## Items
'''
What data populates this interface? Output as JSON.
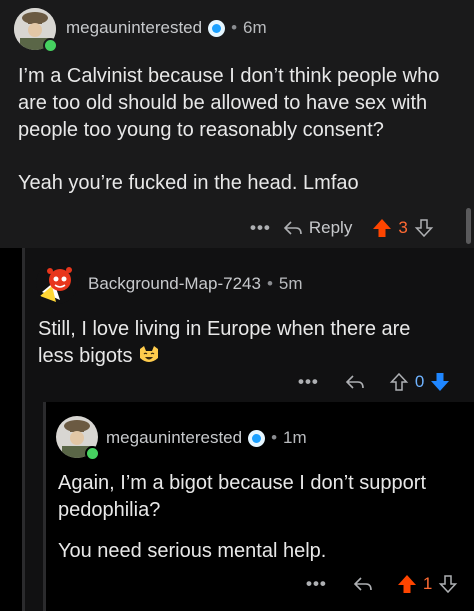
{
  "comments": [
    {
      "username": "megauninterested",
      "time": "6m",
      "body": [
        "I’m a Calvinist because I don’t think people who are too old should be allowed to have sex with people too young to reasonably consent?",
        "Yeah you’re fucked in the head. Lmfao"
      ],
      "reply_label": "Reply",
      "score": "3",
      "vote_state": "upvoted"
    },
    {
      "username": "Background-Map-7243",
      "time": "5m",
      "body": [
        "Still, I love living in Europe when there are less bigots"
      ],
      "score": "0",
      "vote_state": "downvoted"
    },
    {
      "username": "megauninterested",
      "time": "1m",
      "body": [
        "Again, I’m a bigot because I don’t support pedophilia?",
        "You need serious mental help."
      ],
      "score": "1",
      "vote_state": "upvoted"
    }
  ],
  "ui": {
    "more": "•••",
    "dot": "•"
  },
  "colors": {
    "upvote": "#ff4500",
    "downvote": "#1f86ff",
    "online": "#46d160"
  }
}
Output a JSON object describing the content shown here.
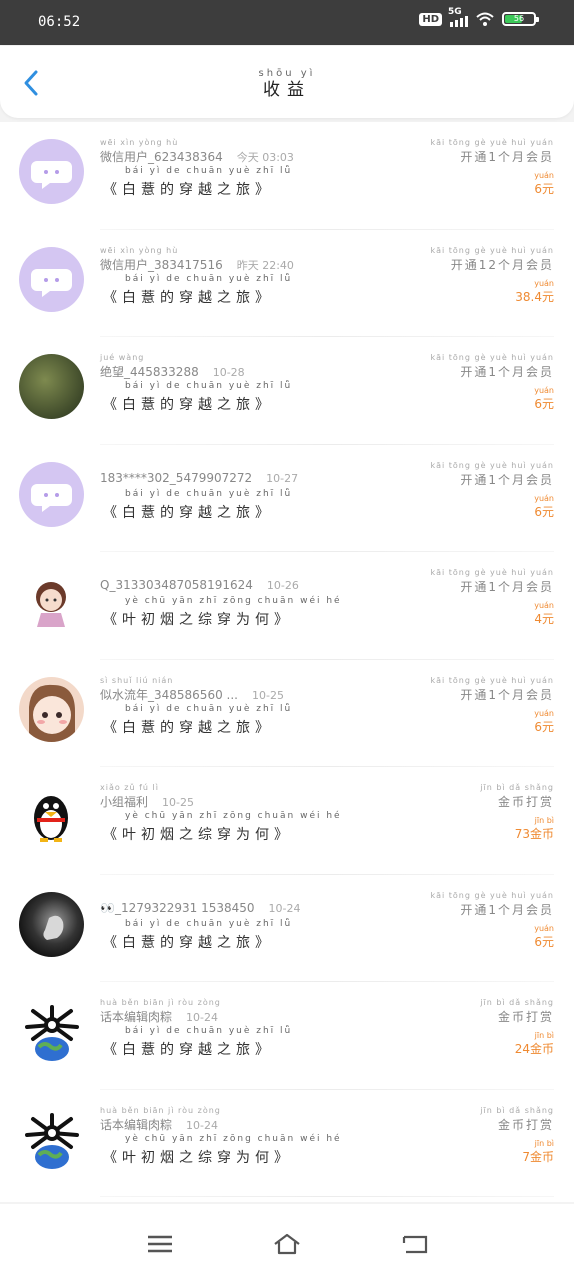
{
  "status": {
    "time": "06:52",
    "hd": "HD",
    "network": "5G",
    "battery": "56"
  },
  "header": {
    "title_pinyin": "shōu  yì",
    "title": "收益"
  },
  "rows": [
    {
      "avatar": "av-purple",
      "name_pinyin": "wēi  xìn  yòng  hù",
      "name": "微信用户_623438364",
      "date": "今天 03:03",
      "book_pinyin": "bái   yì   de  chuān yuè  zhī   lǚ",
      "book": "《白薏的穿越之旅》",
      "type_pinyin": "kāi tōng    gè   yuè  huì yuán",
      "type": "开通1个月会员",
      "amount_pinyin": "yuán",
      "amount": "6元"
    },
    {
      "avatar": "av-purple",
      "name_pinyin": "wēi  xìn  yòng  hù",
      "name": "微信用户_383417516",
      "date": "昨天 22:40",
      "book_pinyin": "bái   yì   de  chuān yuè  zhī   lǚ",
      "book": "《白薏的穿越之旅》",
      "type_pinyin": "kāi tōng      gè   yuè  huì yuán",
      "type": "开通12个月会员",
      "amount_pinyin": "yuán",
      "amount": "38.4元"
    },
    {
      "avatar": "av-grass",
      "name_pinyin": "jué  wàng",
      "name": "绝望_445833288",
      "date": "10-28",
      "book_pinyin": "bái   yì   de  chuān yuè  zhī   lǚ",
      "book": "《白薏的穿越之旅》",
      "type_pinyin": "kāi tōng    gè   yuè  huì yuán",
      "type": "开通1个月会员",
      "amount_pinyin": "yuán",
      "amount": "6元"
    },
    {
      "avatar": "av-purple",
      "name_pinyin": "",
      "name": "183****302_5479907272",
      "date": "10-27",
      "book_pinyin": "bái   yì   de  chuān yuè  zhī   lǚ",
      "book": "《白薏的穿越之旅》",
      "type_pinyin": "kāi tōng    gè   yuè  huì yuán",
      "type": "开通1个月会员",
      "amount_pinyin": "yuán",
      "amount": "6元"
    },
    {
      "avatar": "av-girl",
      "name_pinyin": "",
      "name": "Q_313303487058191624",
      "date": "10-26",
      "book_pinyin": "yè   chū  yān  zhī zōng chuān wéi  hé",
      "book": "《叶初烟之综穿为何》",
      "type_pinyin": "kāi tōng    gè   yuè  huì yuán",
      "type": "开通1个月会员",
      "amount_pinyin": "yuán",
      "amount": "4元"
    },
    {
      "avatar": "av-anime",
      "name_pinyin": "sì  shuǐ  liú  nián",
      "name": "似水流年_348586560 ...",
      "date": "10-25",
      "book_pinyin": "bái   yì   de  chuān yuè  zhī   lǚ",
      "book": "《白薏的穿越之旅》",
      "type_pinyin": "kāi tōng    gè   yuè  huì yuán",
      "type": "开通1个月会员",
      "amount_pinyin": "yuán",
      "amount": "6元"
    },
    {
      "avatar": "av-penguin",
      "name_pinyin": "xiǎo  zǔ   fú   lì",
      "name": "小组福利",
      "date": "10-25",
      "book_pinyin": "yè   chū  yān  zhī zōng chuān wéi  hé",
      "book": "《叶初烟之综穿为何》",
      "type_pinyin": "jīn  bì   dǎ  shǎng",
      "type": "金币打赏",
      "amount_pinyin": "jīn  bì",
      "amount": "73金币"
    },
    {
      "avatar": "av-dark",
      "name_pinyin": "",
      "name": "👀_1279322931 1538450",
      "date": "10-24",
      "book_pinyin": "bái   yì   de  chuān yuè  zhī   lǚ",
      "book": "《白薏的穿越之旅》",
      "type_pinyin": "kāi tōng    gè   yuè  huì yuán",
      "type": "开通1个月会员",
      "amount_pinyin": "yuán",
      "amount": "6元"
    },
    {
      "avatar": "av-earth",
      "name_pinyin": "huà  běn  biān   jì  ròu  zòng",
      "name": "话本编辑肉粽",
      "date": "10-24",
      "book_pinyin": "bái   yì   de  chuān yuè  zhī   lǚ",
      "book": "《白薏的穿越之旅》",
      "type_pinyin": "jīn  bì   dǎ  shǎng",
      "type": "金币打赏",
      "amount_pinyin": "jīn  bì",
      "amount": "24金币"
    },
    {
      "avatar": "av-earth",
      "name_pinyin": "huà  běn  biān   jì  ròu  zòng",
      "name": "话本编辑肉粽",
      "date": "10-24",
      "book_pinyin": "yè   chū  yān  zhī zōng chuān wéi  hé",
      "book": "《叶初烟之综穿为何》",
      "type_pinyin": "jīn  bì   dǎ  shǎng",
      "type": "金币打赏",
      "amount_pinyin": "jīn  bì",
      "amount": "7金币"
    }
  ]
}
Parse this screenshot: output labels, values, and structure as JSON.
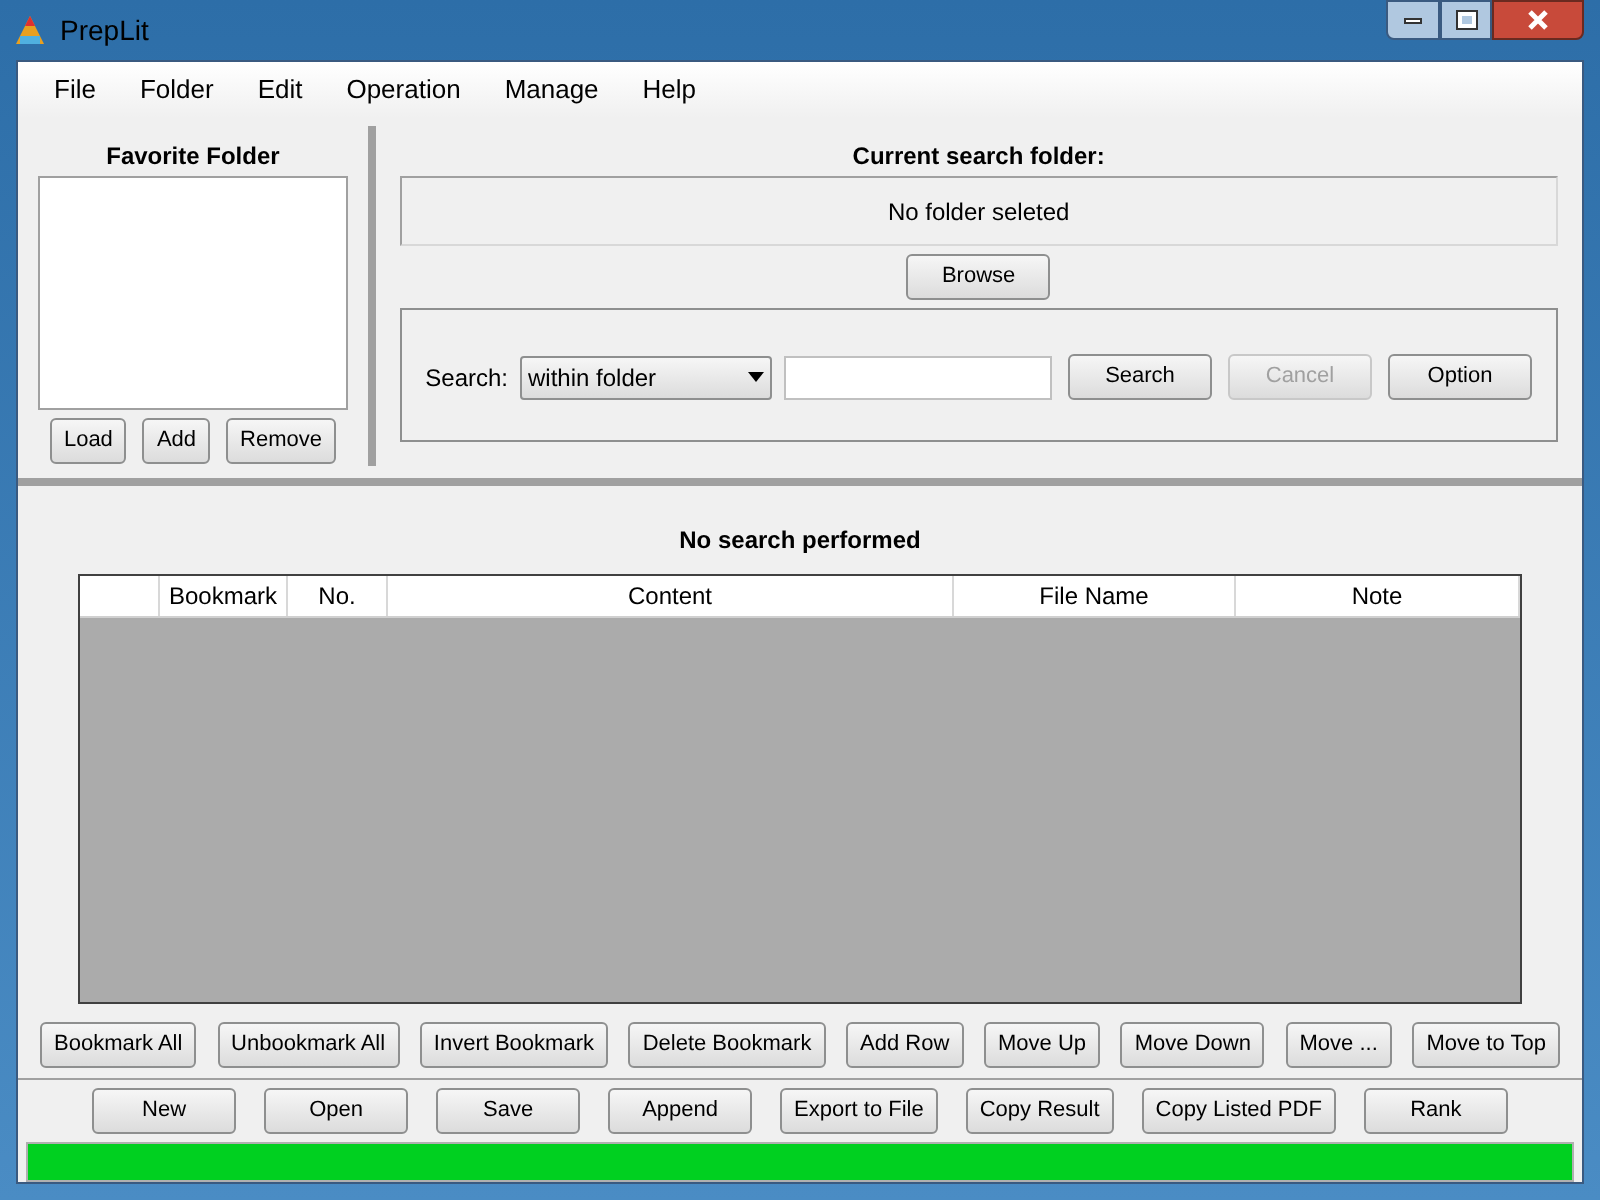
{
  "window": {
    "title": "PrepLit"
  },
  "menu": [
    "File",
    "Folder",
    "Edit",
    "Operation",
    "Manage",
    "Help"
  ],
  "favorites": {
    "title": "Favorite Folder",
    "buttons": [
      "Load",
      "Add",
      "Remove"
    ]
  },
  "search_folder": {
    "title": "Current search folder:",
    "value": "No folder seleted",
    "browse": "Browse"
  },
  "search": {
    "label": "Search:",
    "scope": "within folder",
    "buttons": [
      {
        "label": "Search",
        "disabled": false
      },
      {
        "label": "Cancel",
        "disabled": true
      },
      {
        "label": "Option",
        "disabled": false
      }
    ]
  },
  "results": {
    "status": "No search performed",
    "columns": [
      "",
      "Bookmark",
      "No.",
      "Content",
      "File Name",
      "Note"
    ]
  },
  "row_buttons": [
    "Bookmark All",
    "Unbookmark All",
    "Invert Bookmark",
    "Delete Bookmark",
    "Add Row",
    "Move Up",
    "Move Down",
    "Move ...",
    "Move to Top"
  ],
  "file_buttons": [
    "New",
    "Open",
    "Save",
    "Append",
    "Export to File",
    "Copy Result",
    "Copy Listed PDF",
    "Rank"
  ],
  "progress": {
    "level": 1
  }
}
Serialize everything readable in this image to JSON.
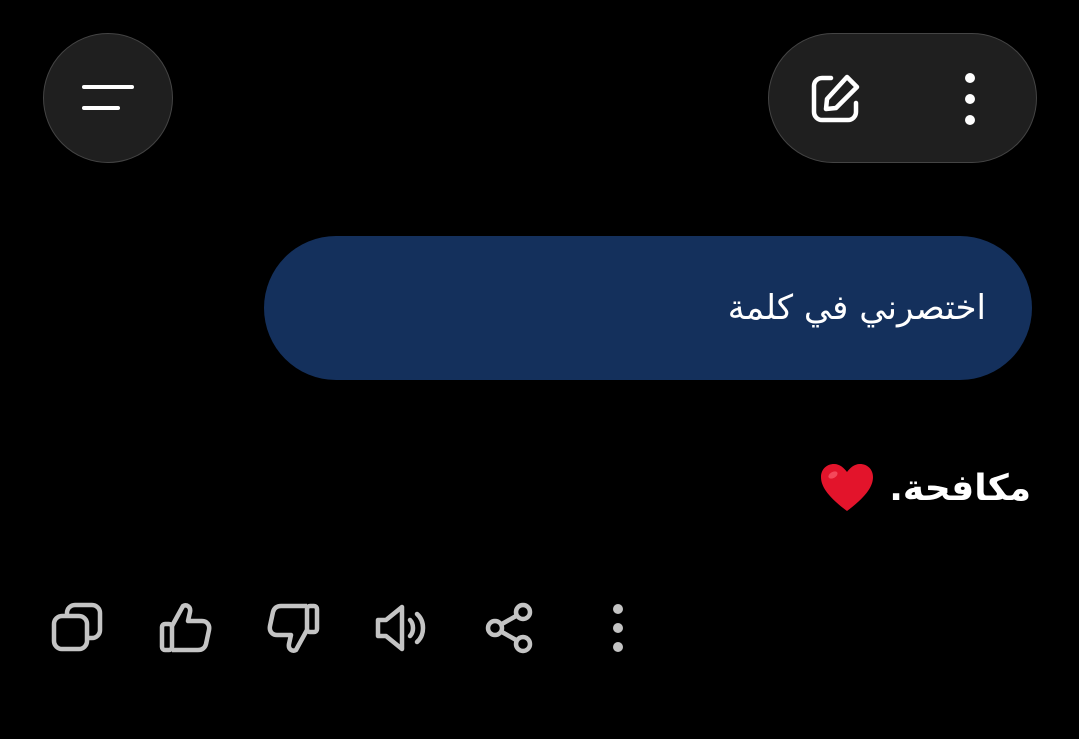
{
  "header": {
    "menu_icon": "menu-lines-icon",
    "new_chat_icon": "edit-icon",
    "more_icon": "vertical-dots-icon"
  },
  "conversation": {
    "user_message": "اختصرني في كلمة",
    "reply_text": "مكافحة.",
    "reply_emoji": "red-heart",
    "colors": {
      "user_bubble": "#14305c",
      "background": "#000000",
      "heart": "#e3142b",
      "icon": "#c4c4c4"
    }
  },
  "actions": [
    {
      "name": "copy",
      "icon": "copy-icon"
    },
    {
      "name": "like",
      "icon": "thumbs-up-icon"
    },
    {
      "name": "dislike",
      "icon": "thumbs-down-icon"
    },
    {
      "name": "read-aloud",
      "icon": "speaker-icon"
    },
    {
      "name": "share",
      "icon": "share-icon"
    },
    {
      "name": "more",
      "icon": "vertical-dots-icon"
    }
  ]
}
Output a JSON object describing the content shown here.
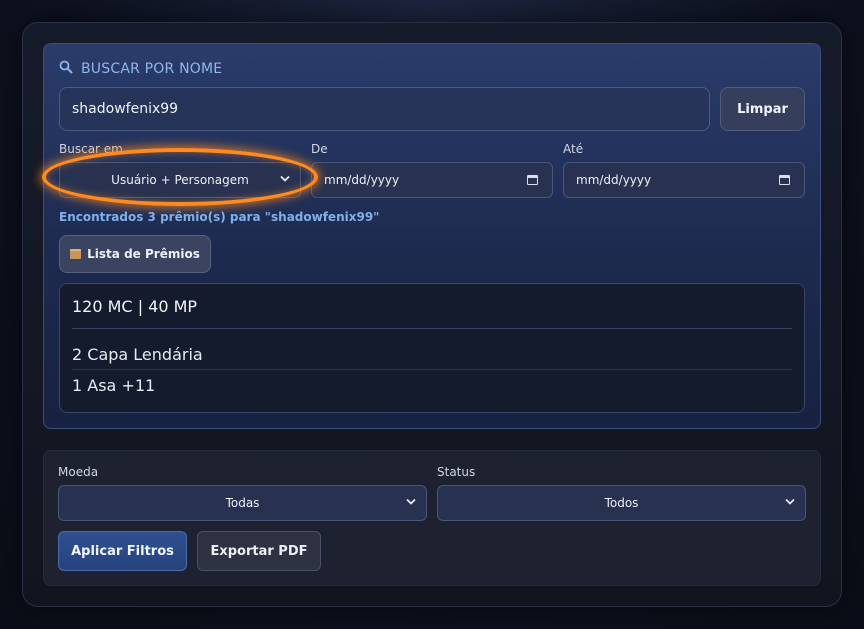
{
  "search": {
    "title": "BUSCAR POR NOME",
    "title_icon": "search-icon",
    "input_value": "shadowfenix99",
    "clear_label": "Limpar",
    "search_in_label": "Buscar em",
    "search_in_selected": "Usuário + Personagem",
    "from_label": "De",
    "from_placeholder": "mm/dd/yyyy",
    "to_label": "Até",
    "to_placeholder": "mm/dd/yyyy",
    "found_text": "Encontrados 3 prêmio(s) para \"shadowfenix99\"",
    "list_button_label": "Lista de Prêmios",
    "list_button_icon": "package-icon"
  },
  "prizes": {
    "header": "120 MC | 40 MP",
    "items": [
      "2 Capa Lendária",
      "1 Asa +11"
    ]
  },
  "filters": {
    "currency_label": "Moeda",
    "currency_selected": "Todas",
    "status_label": "Status",
    "status_selected": "Todos",
    "apply_label": "Aplicar Filtros",
    "export_label": "Exportar PDF"
  },
  "colors": {
    "highlight_ring": "#ff8a1e",
    "accent": "#2f4f91",
    "link_text": "#7fb0ea"
  }
}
'''
## What to do
From the records above, copy every line that holds the word "this".

## Correct output
What data populates this interface? Output as JSON.
Parse this screenshot: output labels, values, and structure as JSON.
Serialize everything readable in this image to JSON.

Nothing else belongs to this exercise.